Task brief:
Restate the whole listing word for word. Pictures are left out.

Provided material:
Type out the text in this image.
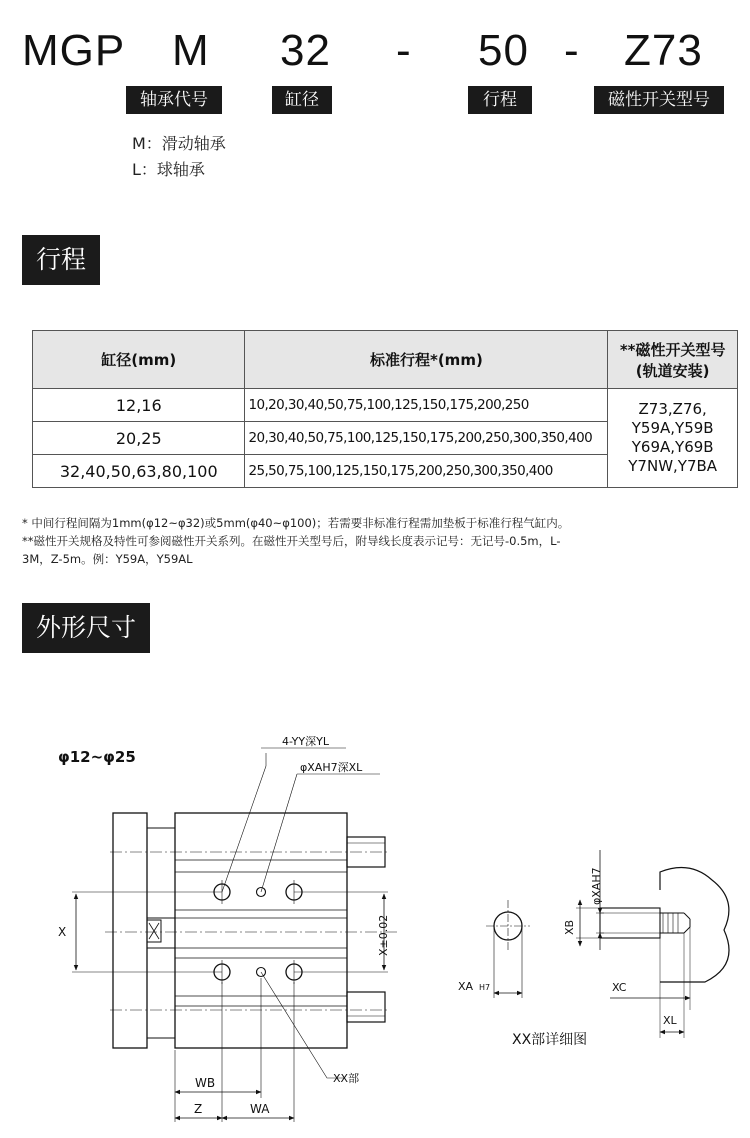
MGP M 32 - 50 - Z73
轴承代号	缸径	行程	磁性开关型号
M：滑动轴承
L：球轴承
行程
缸径(mm)	标准行程*(mm)	**磁性开关型号
(轨道安装)

12,16	10,20,30,40,50,75,100,125,150,175,200,250	Z73,Z76,
Y59A,Y59B
Y69A,Y69B
Y7NW,Y7BA

20,25	20,30,40,50,75,100,125,150,175,200,250,300,350,400	
32,40,50,63,80,100	25,50,75,100,125,150,175,200,250,300,350,400	
* 中间行程间隔为1mm(φ12~φ32)或5mm(φ40~φ100)；若需要非标准行程需加垫板于标准行程气缸内。
**磁性开关规格及特性可参阅磁性开关系列。在磁性开关型号后，附导线长度表示记号：无记号-0.5m，L-
3M，Z-5m。例：Y59A，Y59AL
外形尺寸
φ12~φ25
X	X±0.02
4-YY深YL
φXAH7深XL
XX部
WB
Z	WA
XA H7
XB
φXAH7
XC
XL
XX部详细图
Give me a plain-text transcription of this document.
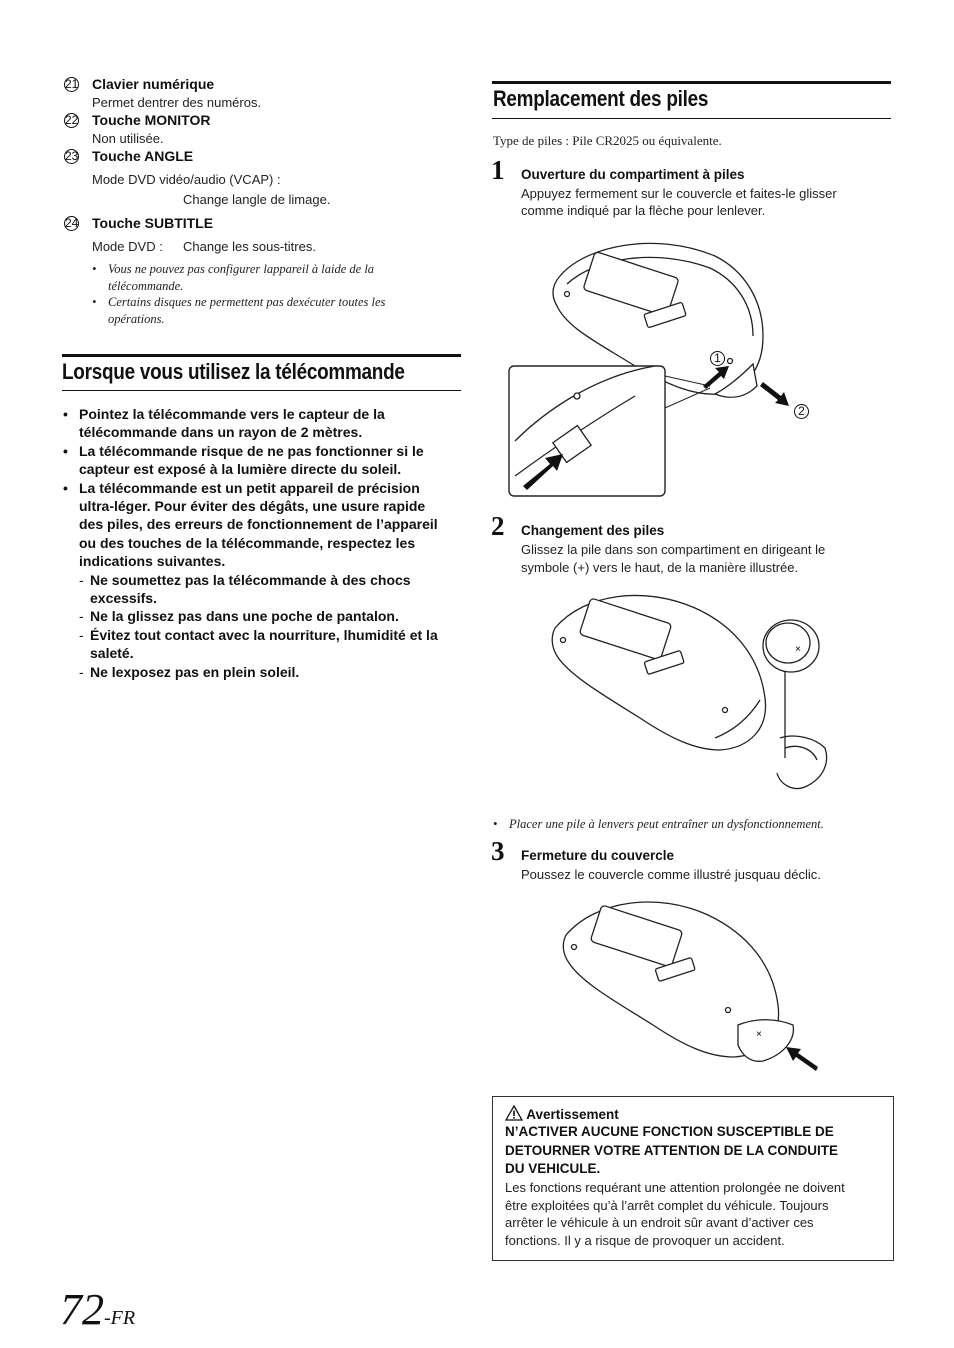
21 Clavier numérique
Permet dentrer des numéros.
22 Touche MONITOR
Non utilisée.
23 Touche ANGLE
Mode DVD vidéo/audio (VCAP) :
Change langle de limage.
24 Touche SUBTITLE
Mode DVD : Change les sous-titres.
• Vous ne pouvez pas configurer lappareil à laide de la
télécommande.
• Certains disques ne permettent pas dexécuter toutes les
opérations.
Lorsque vous utilisez la télécommande
• Pointez la télécommande vers le capteur de la
télécommande dans un rayon de 2 mètres.
• La télécommande risque de ne pas fonctionner si le
capteur est exposé à la lumière directe du soleil.
• La télécommande est un petit appareil de précision
ultra-léger. Pour éviter des dégâts, une usure rapide
des piles, des erreurs de fonctionnement de l’appareil
ou des touches de la télécommande, respectez les
indications suivantes.
- Ne soumettez pas la télécommande à des chocs
excessifs.
- Ne la glissez pas dans une poche de pantalon.
- Évitez tout contact avec la nourriture, lhumidité et la
saleté.
- Ne lexposez pas en plein soleil.
Remplacement des piles
Type de piles : Pile CR2025 ou équivalente.
1 Ouverture du compartiment à piles
Appuyez fermement sur le couvercle et faites-le glisser
comme indiqué par la flèche pour lenlever.
1
2
2 Changement des piles
Glissez la pile dans son compartiment en dirigeant le
symbole (+) vers le haut, de la manière illustrée.
×
• Placer une pile à lenvers peut entraîner un dysfonctionnement.
3 Fermeture du couvercle
Poussez le couvercle comme illustré jusquau déclic.
×
Avertissement
N’ACTIVER AUCUNE FONCTION SUSCEPTIBLE DE
DETOURNER VOTRE ATTENTION DE LA CONDUITE
DU VEHICULE.
Les fonctions requérant une attention prolongée ne doivent
être exploitées qu’à l’arrêt complet du véhicule. Toujours
arrêter le véhicule à un endroit sûr avant d’activer ces
fonctions. Il y a risque de provoquer un accident.
72-FR
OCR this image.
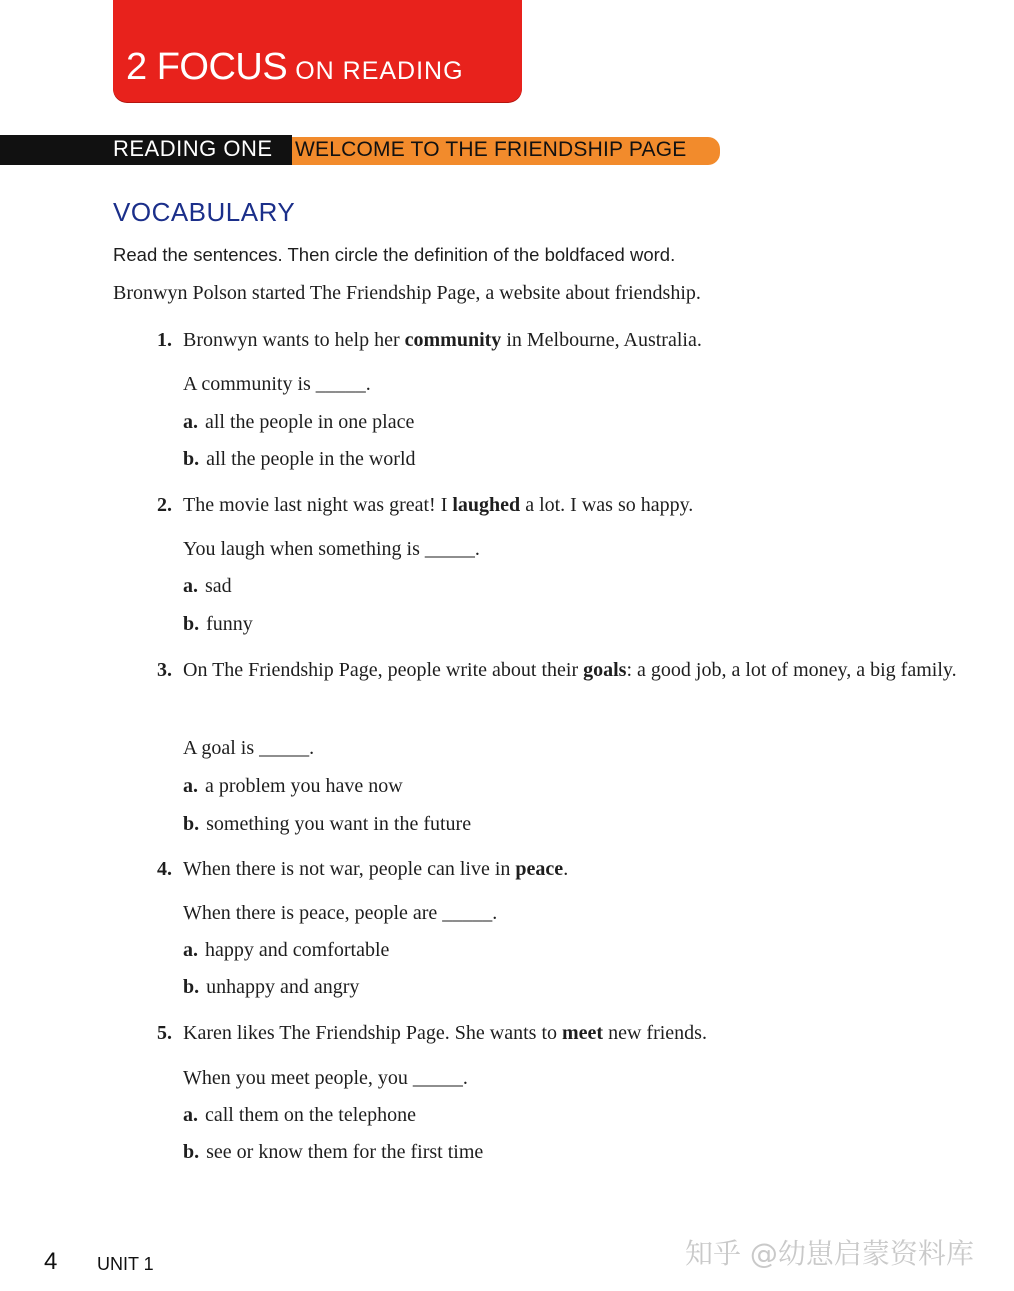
2 FOCUS ON READING
READING ONE WELCOME TO THE FRIENDSHIP PAGE
VOCABULARY
Read the sentences. Then circle the definition of the boldfaced word.
Bronwyn Polson started The Friendship Page, a website about friendship.
1. Bronwyn wants to help her community in Melbourne, Australia.
A community is _____.
a. all the people in one place
b. all the people in the world
2. The movie last night was great! I laughed a lot. I was so happy.
You laugh when something is _____.
a. sad
b. funny
3. On The Friendship Page, people write about their goals: a good job, a lot of money, a big family.
A goal is _____.
a. a problem you have now
b. something you want in the future
4. When there is not war, people can live in peace.
When there is peace, people are _____.
a. happy and comfortable
b. unhappy and angry
5. Karen likes The Friendship Page. She wants to meet new friends.
When you meet people, you _____.
a. call them on the telephone
b. see or know them for the first time
4 UNIT 1	知乎 @幼崽启蒙资料库
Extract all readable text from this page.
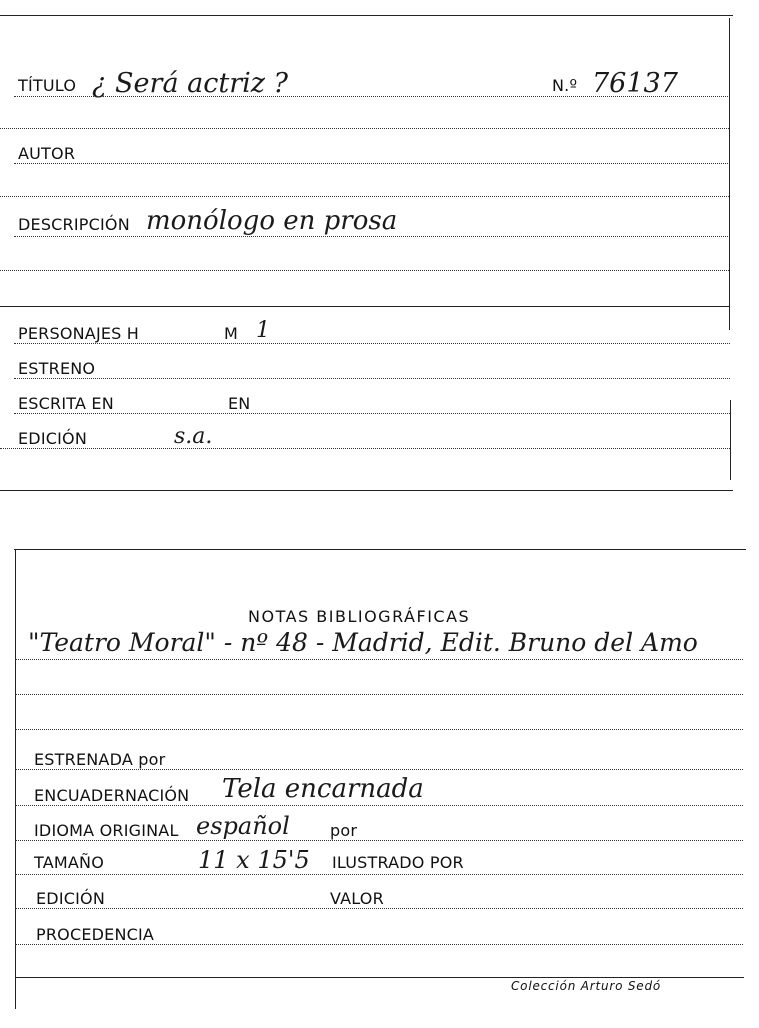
TÍTULO ¿ Será actriz ?	N.º 76137
AUTOR
DESCRIPCIÓN monólogo en prosa
PERSONAJES H	M 1
ESTRENO
ESCRITA EN	EN
EDICIÓN	s.a.
NOTAS BIBLIOGRÁFICAS
"Teatro Moral" - nº 48 - Madrid, Edit. Bruno del Amo
ESTRENADA por
ENCUADERNACIÓN Tela encarnada
IDIOMA ORIGINAL español	por
TAMAÑO	11 x 15'5 ILUSTRADO POR
EDICIÓN	VALOR
PROCEDENCIA
Colección Arturo Sedó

Problem solution:
Type out the text in this image.
MGP M 32 - 50 - Z73
轴承代号	缸径	行程	磁性开关型号
M：滑动轴承
L：球轴承
行程
缸径(mm)	标准行程*(mm)	**磁性开关型号
(轨道安装)

12,16	10,20,30,40,50,75,100,125,150,175,200,250	Z73,Z76,
Y59A,Y59B
Y69A,Y69B
Y7NW,Y7BA

20,25	20,30,40,50,75,100,125,150,175,200,250,300,350,400	
32,40,50,63,80,100	25,50,75,100,125,150,175,200,250,300,350,400	
* 中间行程间隔为1mm(φ12~φ32)或5mm(φ40~φ100)；若需要非标准行程需加垫板于标准行程气缸内。
**磁性开关规格及特性可参阅磁性开关系列。在磁性开关型号后，附导线长度表示记号：无记号-0.5m，L-
3M，Z-5m。例：Y59A，Y59AL
外形尺寸
φ12~φ25
X	X±0.02
4-YY深YL
φXAH7深XL
XX部
WB
Z	WA
XA H7
XB
φXAH7
XC
XL
XX部详细图
Give me a plain-text transcription of this document.
21 Clavier numérique
Permet dentrer des numéros.
22 Touche MONITOR
Non utilisée.
23 Touche ANGLE
Mode DVD vidéo/audio (VCAP) :
Change langle de limage.
24 Touche SUBTITLE
Mode DVD : Change les sous-titres.
• Vous ne pouvez pas configurer lappareil à laide de la
télécommande.
• Certains disques ne permettent pas dexécuter toutes les
opérations.
Lorsque vous utilisez la télécommande
• Pointez la télécommande vers le capteur de la
télécommande dans un rayon de 2 mètres.
• La télécommande risque de ne pas fonctionner si le
capteur est exposé à la lumière directe du soleil.
• La télécommande est un petit appareil de précision
ultra-léger. Pour éviter des dégâts, une usure rapide
des piles, des erreurs de fonctionnement de l’appareil
ou des touches de la télécommande, respectez les
indications suivantes.
- Ne soumettez pas la télécommande à des chocs
excessifs.
- Ne la glissez pas dans une poche de pantalon.
- Évitez tout contact avec la nourriture, lhumidité et la
saleté.
- Ne lexposez pas en plein soleil.
Remplacement des piles
Type de piles : Pile CR2025 ou équivalente.
1 Ouverture du compartiment à piles
Appuyez fermement sur le couvercle et faites-le glisser
comme indiqué par la flèche pour lenlever.
1
2
2 Changement des piles
Glissez la pile dans son compartiment en dirigeant le
symbole (+) vers le haut, de la manière illustrée.
×
• Placer une pile à lenvers peut entraîner un dysfonctionnement.
3 Fermeture du couvercle
Poussez le couvercle comme illustré jusquau déclic.
×
Avertissement
N’ACTIVER AUCUNE FONCTION SUSCEPTIBLE DE
DETOURNER VOTRE ATTENTION DE LA CONDUITE
DU VEHICULE.
Les fonctions requérant une attention prolongée ne doivent
être exploitées qu’à l’arrêt complet du véhicule. Toujours
arrêter le véhicule à un endroit sûr avant d’activer ces
fonctions. Il y a risque de provoquer un accident.
72-FR
OCR this image.
2 FOCUS ON READING
READING ONE WELCOME TO THE FRIENDSHIP PAGE
VOCABULARY
Read the sentences. Then circle the definition of the boldfaced word.
Bronwyn Polson started The Friendship Page, a website about friendship.
1. Bronwyn wants to help her community in Melbourne, Australia.
A community is _____.
a. all the people in one place
b. all the people in the world
2. The movie last night was great! I laughed a lot. I was so happy.
You laugh when something is _____.
a. sad
b. funny
3. On The Friendship Page, people write about their goals: a good job, a lot of money, a big family.
A goal is _____.
a. a problem you have now
b. something you want in the future
4. When there is not war, people can live in peace.
When there is peace, people are _____.
a. happy and comfortable
b. unhappy and angry
5. Karen likes The Friendship Page. She wants to meet new friends.
When you meet people, you _____.
a. call them on the telephone
b. see or know them for the first time
4 UNIT 1	知乎 @幼崽启蒙资料库
Extract all readable text from this page.
TÍTULO ¿ Será actriz ?	N.º 76137
AUTOR
DESCRIPCIÓN monólogo en prosa
PERSONAJES H	M 1
ESTRENO
ESCRITA EN	EN
EDICIÓN	s.a.
NOTAS BIBLIOGRÁFICAS
"Teatro Moral" - nº 48 - Madrid, Edit. Bruno del Amo
ESTRENADA por
ENCUADERNACIÓN Tela encarnada
IDIOMA ORIGINAL español	por
TAMAÑO	11 x 15'5 ILUSTRADO POR
EDICIÓN	VALOR
PROCEDENCIA
Colección Arturo Sedó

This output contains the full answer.